Your goal >>
Return every record verbatim.

Entries from a dataset
== == ==

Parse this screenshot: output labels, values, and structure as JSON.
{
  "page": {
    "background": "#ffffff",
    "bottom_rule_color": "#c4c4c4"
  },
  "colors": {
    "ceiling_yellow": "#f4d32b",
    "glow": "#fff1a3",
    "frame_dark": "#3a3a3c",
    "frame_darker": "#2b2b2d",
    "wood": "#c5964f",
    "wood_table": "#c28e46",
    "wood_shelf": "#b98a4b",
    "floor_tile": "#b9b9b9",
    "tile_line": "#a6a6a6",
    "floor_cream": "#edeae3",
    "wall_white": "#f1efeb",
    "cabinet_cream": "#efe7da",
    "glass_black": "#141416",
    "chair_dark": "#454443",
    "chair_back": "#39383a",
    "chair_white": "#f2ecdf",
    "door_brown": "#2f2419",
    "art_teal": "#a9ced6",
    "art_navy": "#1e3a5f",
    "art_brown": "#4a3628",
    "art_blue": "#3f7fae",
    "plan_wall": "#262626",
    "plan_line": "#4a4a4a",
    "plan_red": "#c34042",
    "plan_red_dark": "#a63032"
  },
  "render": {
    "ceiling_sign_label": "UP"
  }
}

== == ==

Output >>
Parse this screenshot: output labels, values, and structure as JSON.
{
  "page": {
    "background": "#ffffff",
    "bottom_rule_color": "#c4c4c4"
  },
  "colors": {
    "ceiling_yellow": "#f4d32b",
    "glow": "#fff1a3",
    "frame_dark": "#3a3a3c",
    "frame_darker": "#2b2b2d",
    "wood": "#c5964f",
    "wood_table": "#c28e46",
    "wood_shelf": "#b98a4b",
    "floor_tile": "#b9b9b9",
    "tile_line": "#a6a6a6",
    "floor_cream": "#edeae3",
    "wall_white": "#f1efeb",
    "cabinet_cream": "#efe7da",
    "glass_black": "#141416",
    "chair_dark": "#454443",
    "chair_back": "#39383a",
    "chair_white": "#f2ecdf",
    "door_brown": "#2f2419",
    "art_teal": "#a9ced6",
    "art_navy": "#1e3a5f",
    "art_brown": "#4a3628",
    "art_blue": "#3f7fae",
    "plan_wall": "#262626",
    "plan_line": "#4a4a4a",
    "plan_red": "#c34042",
    "plan_red_dark": "#a63032"
  },
  "render": {
    "ceiling_sign_label": "UP"
  }
}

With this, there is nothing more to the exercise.